**WHAT YOU SHOULD DO**: Every record should be written out exactly, with the pictures left out.

[Data excerpts]
● ● ● ● ● ● ●
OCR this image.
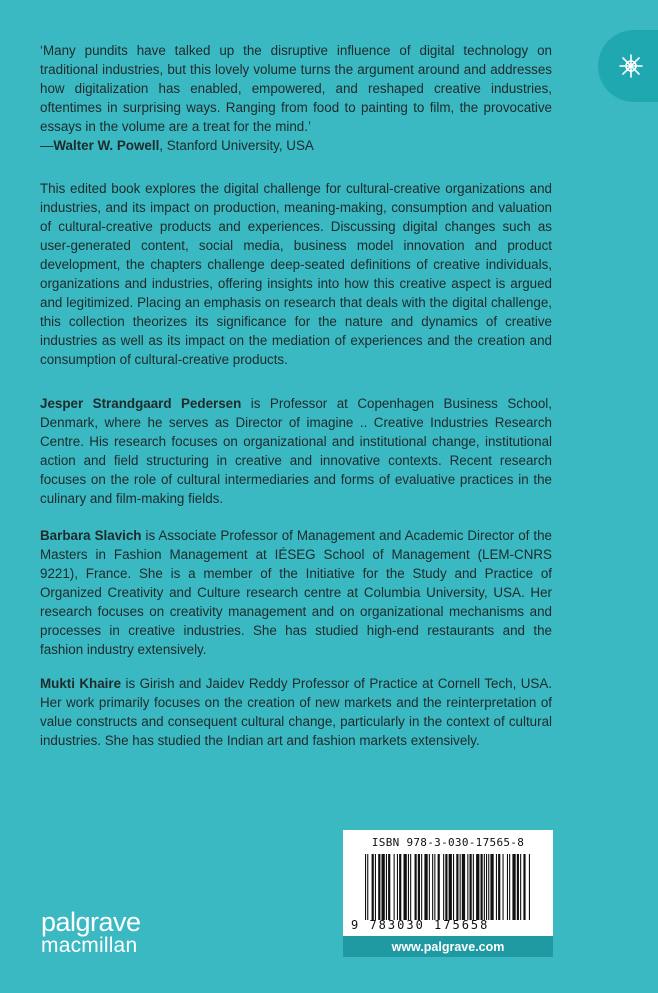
‘Many pundits have talked up the disruptive influence of digital technology on traditional industries, but this lovely volume turns the argument around and addresses how digitalization has enabled, empowered, and reshaped creative industries, oftentimes in surprising ways. Ranging from food to painting to film, the provocative essays in the volume are a treat for the mind.’

—Walter W. Powell, Stanford University, USA

This edited book explores the digital challenge for cultural-creative organizations and industries, and its impact on production, meaning-making, consumption and valuation of cultural-creative products and experiences. Discussing digital changes such as user-generated content, social media, business model innovation and product development, the chapters challenge deep-seated definitions of creative individuals, organizations and industries, offering insights into how this creative aspect is argued and legitimized. Placing an emphasis on research that deals with the digital challenge, this collection theorizes its significance for the nature and dynamics of creative industries as well as its impact on the mediation of experiences and the creation and consumption of cultural-creative products.

Jesper Strandgaard Pedersen is Professor at Copenhagen Business School, Denmark, where he serves as Director of imagine .. Creative Industries Research Centre. His research focuses on organizational and institutional change, institutional action and field structuring in creative and innovative contexts. Recent research focuses on the role of cultural intermediaries and forms of evaluative practices in the culinary and film-making fields.

Barbara Slavich is Associate Professor of Management and Academic Director of the Masters in Fashion Management at IÉSEG School of Management (LEM-CNRS 9221), France. She is a member of the Initiative for the Study and Practice of Organized Creativity and Culture research centre at Columbia University, USA. Her research focuses on creativity management and on organizational mechanisms and processes in creative industries. She has studied high-end restaurants and the fashion industry extensively.

Mukti Khaire is Girish and Jaidev Reddy Professor of Practice at Cornell Tech, USA. Her work primarily focuses on the creation of new markets and the reinterpretation of value constructs and consequent cultural change, particularly in the context of cultural industries. She has studied the Indian art and fashion markets extensively.

ISBN 978-3-030-17565-8
9 783030 175658
www.palgrave.com
palgrave
macmillan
● ● ● ● ● ● ●
**ANSWER FOR THIS EXERCISE**:
OCR this image.
‘Many pundits have talked up the disruptive influence of digital technology on traditional industries, but this lovely volume turns the argument around and addresses how digitalization has enabled, empowered, and reshaped creative industries, oftentimes in surprising ways. Ranging from food to painting to film, the provocative essays in the volume are a treat for the mind.’

—Walter W. Powell, Stanford University, USA

This edited book explores the digital challenge for cultural-creative organizations and industries, and its impact on production, meaning-making, consumption and valuation of cultural-creative products and experiences. Discussing digital changes such as user-generated content, social media, business model innovation and product development, the chapters challenge deep-seated definitions of creative individuals, organizations and industries, offering insights into how this creative aspect is argued and legitimized. Placing an emphasis on research that deals with the digital challenge, this collection theorizes its significance for the nature and dynamics of creative industries as well as its impact on the mediation of experiences and the creation and consumption of cultural-creative products.

Jesper Strandgaard Pedersen is Professor at Copenhagen Business School, Denmark, where he serves as Director of imagine .. Creative Industries Research Centre. His research focuses on organizational and institutional change, institutional action and field structuring in creative and innovative contexts. Recent research focuses on the role of cultural intermediaries and forms of evaluative practices in the culinary and film-making fields.

Barbara Slavich is Associate Professor of Management and Academic Director of the Masters in Fashion Management at IÉSEG School of Management (LEM-CNRS 9221), France. She is a member of the Initiative for the Study and Practice of Organized Creativity and Culture research centre at Columbia University, USA. Her research focuses on creativity management and on organizational mechanisms and processes in creative industries. She has studied high-end restaurants and the fashion industry extensively.

Mukti Khaire is Girish and Jaidev Reddy Professor of Practice at Cornell Tech, USA. Her work primarily focuses on the creation of new markets and the reinterpretation of value constructs and consequent cultural change, particularly in the context of cultural industries. She has studied the Indian art and fashion markets extensively.

ISBN 978-3-030-17565-8
9 783030 175658
www.palgrave.com
palgrave
macmillan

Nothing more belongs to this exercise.